*** DATASET CONTENT ***
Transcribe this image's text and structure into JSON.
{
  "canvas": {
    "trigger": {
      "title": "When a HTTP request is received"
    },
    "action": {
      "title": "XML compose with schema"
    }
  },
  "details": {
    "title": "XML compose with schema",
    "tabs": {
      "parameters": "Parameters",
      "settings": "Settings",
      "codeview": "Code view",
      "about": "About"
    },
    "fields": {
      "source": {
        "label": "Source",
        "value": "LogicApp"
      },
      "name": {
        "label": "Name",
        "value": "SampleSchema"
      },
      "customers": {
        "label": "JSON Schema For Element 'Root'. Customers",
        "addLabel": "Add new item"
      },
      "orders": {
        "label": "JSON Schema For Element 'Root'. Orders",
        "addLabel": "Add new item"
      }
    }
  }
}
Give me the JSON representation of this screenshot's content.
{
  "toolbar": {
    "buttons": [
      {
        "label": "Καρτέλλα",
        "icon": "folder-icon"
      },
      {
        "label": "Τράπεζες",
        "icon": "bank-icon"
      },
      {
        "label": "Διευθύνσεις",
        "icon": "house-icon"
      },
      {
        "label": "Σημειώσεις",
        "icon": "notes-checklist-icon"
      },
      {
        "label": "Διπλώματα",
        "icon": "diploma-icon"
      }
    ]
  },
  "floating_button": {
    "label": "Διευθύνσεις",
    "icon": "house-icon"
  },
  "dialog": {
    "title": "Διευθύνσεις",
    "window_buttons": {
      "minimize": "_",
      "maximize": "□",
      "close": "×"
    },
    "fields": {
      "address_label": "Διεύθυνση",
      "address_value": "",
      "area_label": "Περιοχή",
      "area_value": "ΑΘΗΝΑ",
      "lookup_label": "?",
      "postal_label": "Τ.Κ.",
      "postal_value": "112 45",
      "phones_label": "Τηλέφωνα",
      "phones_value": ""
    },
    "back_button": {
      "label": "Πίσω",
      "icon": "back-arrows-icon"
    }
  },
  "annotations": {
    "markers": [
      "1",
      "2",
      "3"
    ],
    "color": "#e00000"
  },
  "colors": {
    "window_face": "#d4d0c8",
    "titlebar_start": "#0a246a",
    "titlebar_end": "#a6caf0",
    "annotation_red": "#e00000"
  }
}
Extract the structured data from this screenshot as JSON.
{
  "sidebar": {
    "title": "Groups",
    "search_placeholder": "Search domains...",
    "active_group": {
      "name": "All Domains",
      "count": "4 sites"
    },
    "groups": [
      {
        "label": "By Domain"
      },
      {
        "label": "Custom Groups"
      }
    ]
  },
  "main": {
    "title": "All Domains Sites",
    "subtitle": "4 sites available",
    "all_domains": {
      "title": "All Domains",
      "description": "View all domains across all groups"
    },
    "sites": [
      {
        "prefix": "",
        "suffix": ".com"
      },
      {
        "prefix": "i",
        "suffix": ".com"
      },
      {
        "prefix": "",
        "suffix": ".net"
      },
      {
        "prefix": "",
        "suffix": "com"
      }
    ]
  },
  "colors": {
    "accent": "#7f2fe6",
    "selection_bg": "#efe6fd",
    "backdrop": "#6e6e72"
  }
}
***
**WHAT IS ASKED:**
Copy out every line of the listing that includes the string "screenshot".

**PROBLEM SOLUTION:**
Give me the JSON representation of this screenshot's content.
Extract the structured data from this screenshot as JSON.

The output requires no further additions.